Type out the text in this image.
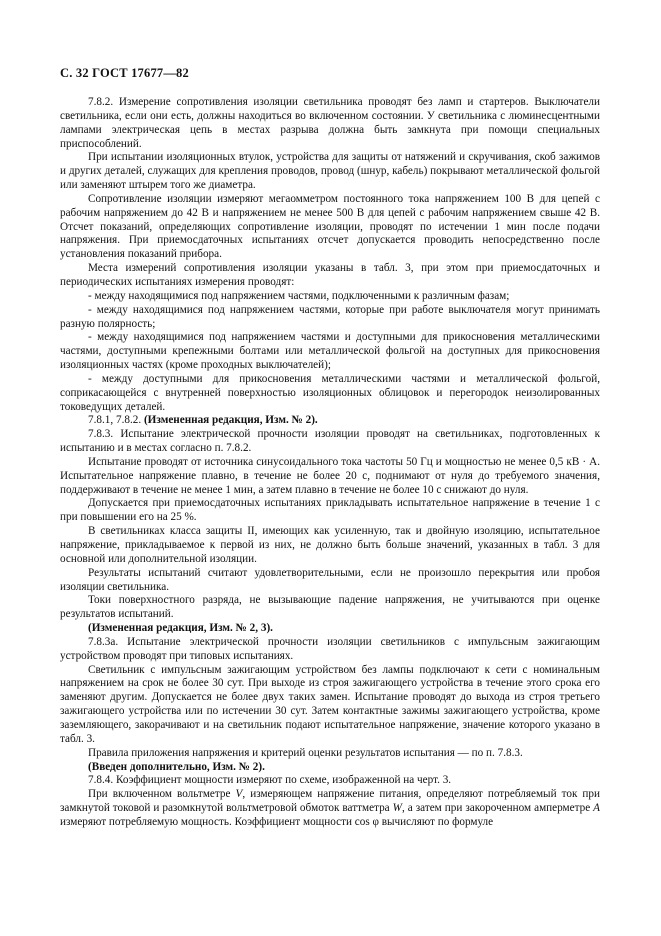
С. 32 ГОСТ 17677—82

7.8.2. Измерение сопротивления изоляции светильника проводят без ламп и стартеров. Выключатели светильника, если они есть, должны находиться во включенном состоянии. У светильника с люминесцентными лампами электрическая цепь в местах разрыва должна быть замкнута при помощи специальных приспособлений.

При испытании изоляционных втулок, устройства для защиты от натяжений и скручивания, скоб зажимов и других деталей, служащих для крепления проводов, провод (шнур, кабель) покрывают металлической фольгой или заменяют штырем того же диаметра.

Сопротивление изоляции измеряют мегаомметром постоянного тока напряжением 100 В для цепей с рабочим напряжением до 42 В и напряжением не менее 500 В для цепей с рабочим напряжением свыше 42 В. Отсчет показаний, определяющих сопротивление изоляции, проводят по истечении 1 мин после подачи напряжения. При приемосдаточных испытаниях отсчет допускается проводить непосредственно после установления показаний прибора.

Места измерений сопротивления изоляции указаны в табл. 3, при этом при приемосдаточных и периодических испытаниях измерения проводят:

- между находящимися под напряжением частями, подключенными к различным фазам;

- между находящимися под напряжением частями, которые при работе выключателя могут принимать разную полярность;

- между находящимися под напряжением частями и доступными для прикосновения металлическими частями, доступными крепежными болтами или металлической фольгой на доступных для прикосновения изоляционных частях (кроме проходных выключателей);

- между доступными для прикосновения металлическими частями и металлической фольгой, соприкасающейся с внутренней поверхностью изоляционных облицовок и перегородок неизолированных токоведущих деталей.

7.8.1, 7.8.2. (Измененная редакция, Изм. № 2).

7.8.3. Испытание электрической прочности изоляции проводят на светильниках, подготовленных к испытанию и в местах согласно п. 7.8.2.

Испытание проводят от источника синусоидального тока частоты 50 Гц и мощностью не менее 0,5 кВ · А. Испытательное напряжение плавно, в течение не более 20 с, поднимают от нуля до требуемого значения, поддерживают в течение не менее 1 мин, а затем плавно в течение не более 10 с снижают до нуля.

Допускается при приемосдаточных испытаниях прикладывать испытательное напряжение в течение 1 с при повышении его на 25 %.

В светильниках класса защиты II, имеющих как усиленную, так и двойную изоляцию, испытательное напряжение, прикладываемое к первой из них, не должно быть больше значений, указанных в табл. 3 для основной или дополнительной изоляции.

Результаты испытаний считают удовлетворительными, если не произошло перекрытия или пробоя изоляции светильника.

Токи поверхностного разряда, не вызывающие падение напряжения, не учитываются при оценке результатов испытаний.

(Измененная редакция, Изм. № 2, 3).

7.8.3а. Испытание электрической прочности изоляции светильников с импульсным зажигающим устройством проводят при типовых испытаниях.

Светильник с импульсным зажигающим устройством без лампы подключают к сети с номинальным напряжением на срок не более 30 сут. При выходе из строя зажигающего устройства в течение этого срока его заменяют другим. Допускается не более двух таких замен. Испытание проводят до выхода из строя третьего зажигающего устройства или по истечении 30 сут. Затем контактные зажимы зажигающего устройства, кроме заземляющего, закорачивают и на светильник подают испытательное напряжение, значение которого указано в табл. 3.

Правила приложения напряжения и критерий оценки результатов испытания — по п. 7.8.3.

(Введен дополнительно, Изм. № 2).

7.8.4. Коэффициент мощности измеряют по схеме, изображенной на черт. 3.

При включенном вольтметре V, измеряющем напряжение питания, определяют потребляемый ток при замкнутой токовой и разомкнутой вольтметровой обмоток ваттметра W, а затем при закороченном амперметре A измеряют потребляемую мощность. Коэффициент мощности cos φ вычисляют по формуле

▶ _GIVEN TASK_
Restate the records above in full, word for word. Keep pictures out.

▶ _FINAL ANSWER_
Type out the text in this image.
С. 32 ГОСТ 17677—82

7.8.2. Измерение сопротивления изоляции светильника проводят без ламп и стартеров. Выключатели светильника, если они есть, должны находиться во включенном состоянии. У светильника с люминесцентными лампами электрическая цепь в местах разрыва должна быть замкнута при помощи специальных приспособлений.

При испытании изоляционных втулок, устройства для защиты от натяжений и скручивания, скоб зажимов и других деталей, служащих для крепления проводов, провод (шнур, кабель) покрывают металлической фольгой или заменяют штырем того же диаметра.

Сопротивление изоляции измеряют мегаомметром постоянного тока напряжением 100 В для цепей с рабочим напряжением до 42 В и напряжением не менее 500 В для цепей с рабочим напряжением свыше 42 В. Отсчет показаний, определяющих сопротивление изоляции, проводят по истечении 1 мин после подачи напряжения. При приемосдаточных испытаниях отсчет допускается проводить непосредственно после установления показаний прибора.

Места измерений сопротивления изоляции указаны в табл. 3, при этом при приемосдаточных и периодических испытаниях измерения проводят:

- между находящимися под напряжением частями, подключенными к различным фазам;

- между находящимися под напряжением частями, которые при работе выключателя могут принимать разную полярность;

- между находящимися под напряжением частями и доступными для прикосновения металлическими частями, доступными крепежными болтами или металлической фольгой на доступных для прикосновения изоляционных частях (кроме проходных выключателей);

- между доступными для прикосновения металлическими частями и металлической фольгой, соприкасающейся с внутренней поверхностью изоляционных облицовок и перегородок неизолированных токоведущих деталей.

7.8.1, 7.8.2. (Измененная редакция, Изм. № 2).

7.8.3. Испытание электрической прочности изоляции проводят на светильниках, подготовленных к испытанию и в местах согласно п. 7.8.2.

Испытание проводят от источника синусоидального тока частоты 50 Гц и мощностью не менее 0,5 кВ · А. Испытательное напряжение плавно, в течение не более 20 с, поднимают от нуля до требуемого значения, поддерживают в течение не менее 1 мин, а затем плавно в течение не более 10 с снижают до нуля.

Допускается при приемосдаточных испытаниях прикладывать испытательное напряжение в течение 1 с при повышении его на 25 %.

В светильниках класса защиты II, имеющих как усиленную, так и двойную изоляцию, испытательное напряжение, прикладываемое к первой из них, не должно быть больше значений, указанных в табл. 3 для основной или дополнительной изоляции.

Результаты испытаний считают удовлетворительными, если не произошло перекрытия или пробоя изоляции светильника.

Токи поверхностного разряда, не вызывающие падение напряжения, не учитываются при оценке результатов испытаний.

(Измененная редакция, Изм. № 2, 3).

7.8.3а. Испытание электрической прочности изоляции светильников с импульсным зажигающим устройством проводят при типовых испытаниях.

Светильник с импульсным зажигающим устройством без лампы подключают к сети с номинальным напряжением на срок не более 30 сут. При выходе из строя зажигающего устройства в течение этого срока его заменяют другим. Допускается не более двух таких замен. Испытание проводят до выхода из строя третьего зажигающего устройства или по истечении 30 сут. Затем контактные зажимы зажигающего устройства, кроме заземляющего, закорачивают и на светильник подают испытательное напряжение, значение которого указано в табл. 3.

Правила приложения напряжения и критерий оценки результатов испытания — по п. 7.8.3.

(Введен дополнительно, Изм. № 2).

7.8.4. Коэффициент мощности измеряют по схеме, изображенной на черт. 3.

При включенном вольтметре V, измеряющем напряжение питания, определяют потребляемый ток при замкнутой токовой и разомкнутой вольтметровой обмоток ваттметра W, а затем при закороченном амперметре A измеряют потребляемую мощность. Коэффициент мощности cos φ вычисляют по формуле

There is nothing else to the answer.